[Items from a dataset]
====================
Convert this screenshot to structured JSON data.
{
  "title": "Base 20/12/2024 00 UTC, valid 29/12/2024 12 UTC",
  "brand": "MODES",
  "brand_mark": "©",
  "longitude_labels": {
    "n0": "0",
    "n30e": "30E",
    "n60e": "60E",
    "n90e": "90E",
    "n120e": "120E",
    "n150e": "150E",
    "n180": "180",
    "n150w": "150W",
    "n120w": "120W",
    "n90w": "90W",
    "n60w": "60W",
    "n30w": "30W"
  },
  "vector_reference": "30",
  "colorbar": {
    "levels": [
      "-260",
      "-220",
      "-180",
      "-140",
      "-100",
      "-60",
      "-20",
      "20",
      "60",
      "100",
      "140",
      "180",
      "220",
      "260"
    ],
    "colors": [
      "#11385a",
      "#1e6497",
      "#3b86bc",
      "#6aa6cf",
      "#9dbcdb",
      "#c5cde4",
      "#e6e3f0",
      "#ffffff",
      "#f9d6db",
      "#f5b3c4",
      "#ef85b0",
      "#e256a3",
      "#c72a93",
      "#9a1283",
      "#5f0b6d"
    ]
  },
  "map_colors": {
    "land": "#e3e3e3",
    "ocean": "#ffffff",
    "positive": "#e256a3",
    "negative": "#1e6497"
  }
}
====================
Reproduce the data in full, exactly as presented.

Convert this screenshot to structured JSON data.
{
  "title": "Base 20/12/2024 00 UTC, valid 29/12/2024 12 UTC",
  "brand": "MODES",
  "brand_mark": "©",
  "longitude_labels": {
    "n0": "0",
    "n30e": "30E",
    "n60e": "60E",
    "n90e": "90E",
    "n120e": "120E",
    "n150e": "150E",
    "n180": "180",
    "n150w": "150W",
    "n120w": "120W",
    "n90w": "90W",
    "n60w": "60W",
    "n30w": "30W"
  },
  "vector_reference": "30",
  "colorbar": {
    "levels": [
      "-260",
      "-220",
      "-180",
      "-140",
      "-100",
      "-60",
      "-20",
      "20",
      "60",
      "100",
      "140",
      "180",
      "220",
      "260"
    ],
    "colors": [
      "#11385a",
      "#1e6497",
      "#3b86bc",
      "#6aa6cf",
      "#9dbcdb",
      "#c5cde4",
      "#e6e3f0",
      "#ffffff",
      "#f9d6db",
      "#f5b3c4",
      "#ef85b0",
      "#e256a3",
      "#c72a93",
      "#9a1283",
      "#5f0b6d"
    ]
  },
  "map_colors": {
    "land": "#e3e3e3",
    "ocean": "#ffffff",
    "positive": "#e256a3",
    "negative": "#1e6497"
  }
}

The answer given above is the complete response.